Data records

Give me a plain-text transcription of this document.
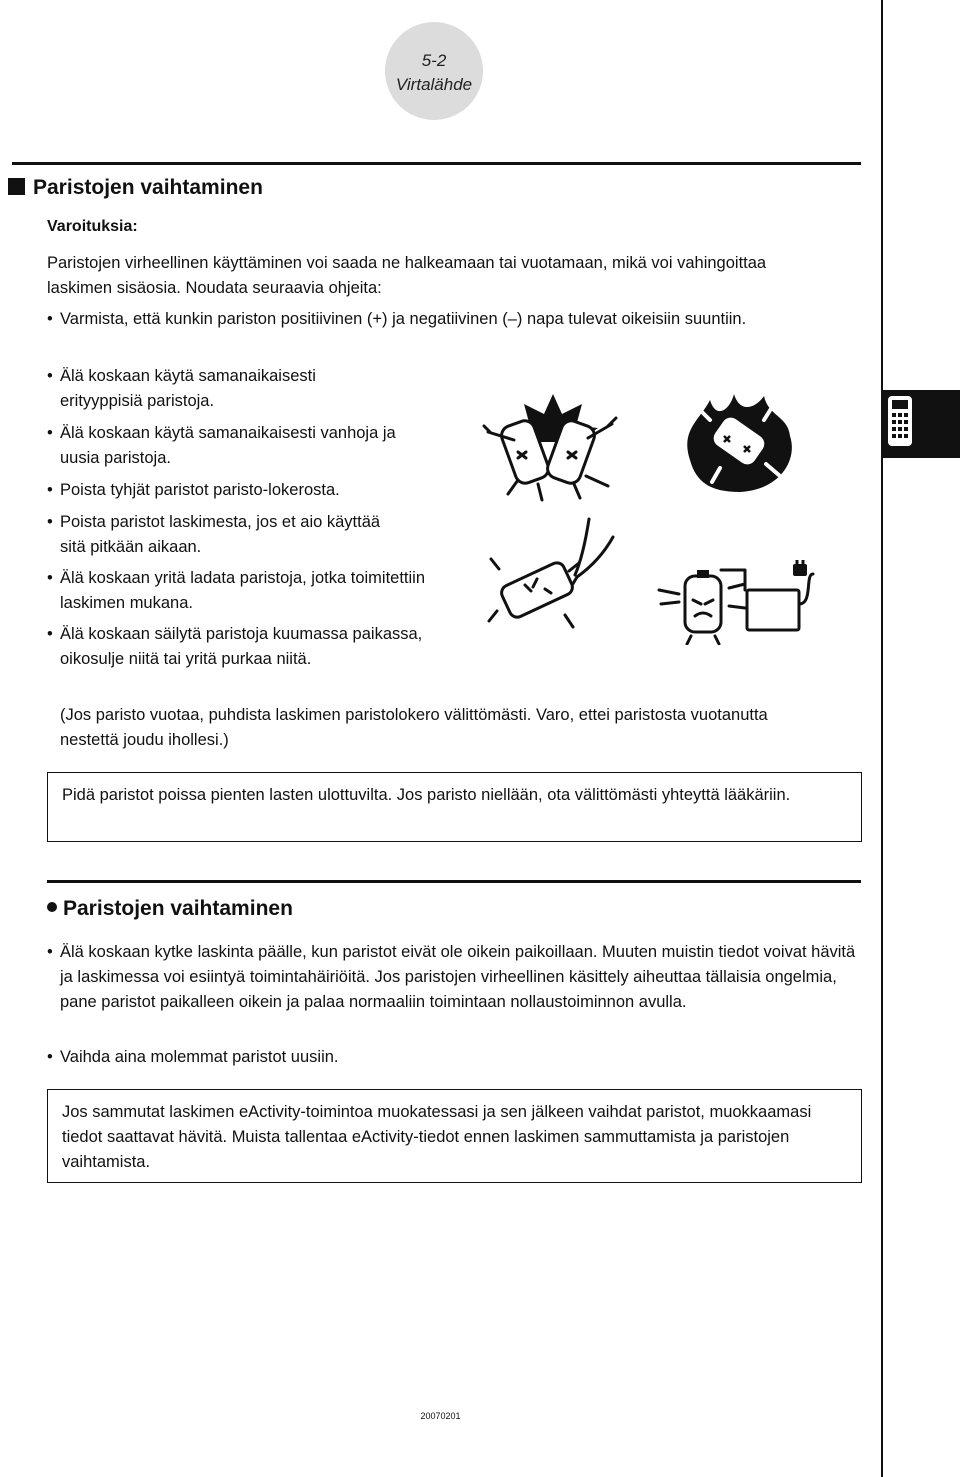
5-2
Virtalähde
Paristojen vaihtaminen
Varoituksia:
Paristojen virheellinen käyttäminen voi saada ne halkeamaan tai vuotamaan, mikä voi vahingoittaa laskimen sisäosia. Noudata seuraavia ohjeita:
• Varmista, että kunkin pariston positiivinen (+) ja negatiivinen (–) napa tulevat oikeisiin suuntiin.
• Älä koskaan käytä samanaikaisesti erityyppisiä paristoja.
• Älä koskaan käytä samanaikaisesti vanhoja ja uusia paristoja.
• Poista tyhjät paristot paristo-lokerosta.
• Poista paristot laskimesta, jos et aio käyttää sitä pitkään aikaan.
• Älä koskaan yritä ladata paristoja, jotka toimitettiin laskimen mukana.
• Älä koskaan säilytä paristoja kuumassa paikassa, oikosulje niitä tai yritä purkaa niitä.
(Jos paristo vuotaa, puhdista laskimen paristolokero välittömästi. Varo, ettei paristosta vuotanutta nestettä joudu ihollesi.)
Pidä paristot poissa pienten lasten ulottuvilta. Jos paristo niellään, ota välittömästi yhteyttä lääkäriin.
Paristojen vaihtaminen
• Älä koskaan kytke laskinta päälle, kun paristot eivät ole oikein paikoillaan. Muuten muistin tiedot voivat hävitä ja laskimessa voi esiintyä toimintahäiriöitä. Jos paristojen virheellinen käsittely aiheuttaa tällaisia ongelmia, pane paristot paikalleen oikein ja palaa normaaliin toimintaan nollaustoiminnon avulla.
• Vaihda aina molemmat paristot uusiin.
Jos sammutat laskimen eActivity-toimintoa muokatessasi ja sen jälkeen vaihdat paristot, muokkaamasi tiedot saattavat hävitä. Muista tallentaa eActivity-tiedot ennen laskimen sammuttamista ja paristojen vaihtamista.
20070201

Set exercise: Leave the pictures out and write out every entry exactly as given.

Final result:
Give me a plain-text transcription of this document.
5-2
Virtalähde
Paristojen vaihtaminen
Varoituksia:
Paristojen virheellinen käyttäminen voi saada ne halkeamaan tai vuotamaan, mikä voi vahingoittaa laskimen sisäosia. Noudata seuraavia ohjeita:
• Varmista, että kunkin pariston positiivinen (+) ja negatiivinen (–) napa tulevat oikeisiin suuntiin.
• Älä koskaan käytä samanaikaisesti erityyppisiä paristoja.
• Älä koskaan käytä samanaikaisesti vanhoja ja uusia paristoja.
• Poista tyhjät paristot paristo-lokerosta.
• Poista paristot laskimesta, jos et aio käyttää sitä pitkään aikaan.
• Älä koskaan yritä ladata paristoja, jotka toimitettiin laskimen mukana.
• Älä koskaan säilytä paristoja kuumassa paikassa, oikosulje niitä tai yritä purkaa niitä.
(Jos paristo vuotaa, puhdista laskimen paristolokero välittömästi. Varo, ettei paristosta vuotanutta nestettä joudu ihollesi.)
Pidä paristot poissa pienten lasten ulottuvilta. Jos paristo niellään, ota välittömästi yhteyttä lääkäriin.
Paristojen vaihtaminen
• Älä koskaan kytke laskinta päälle, kun paristot eivät ole oikein paikoillaan. Muuten muistin tiedot voivat hävitä ja laskimessa voi esiintyä toimintahäiriöitä. Jos paristojen virheellinen käsittely aiheuttaa tällaisia ongelmia, pane paristot paikalleen oikein ja palaa normaaliin toimintaan nollaustoiminnon avulla.
• Vaihda aina molemmat paristot uusiin.
Jos sammutat laskimen eActivity-toimintoa muokatessasi ja sen jälkeen vaihdat paristot, muokkaamasi tiedot saattavat hävitä. Muista tallentaa eActivity-tiedot ennen laskimen sammuttamista ja paristojen vaihtamista.
20070201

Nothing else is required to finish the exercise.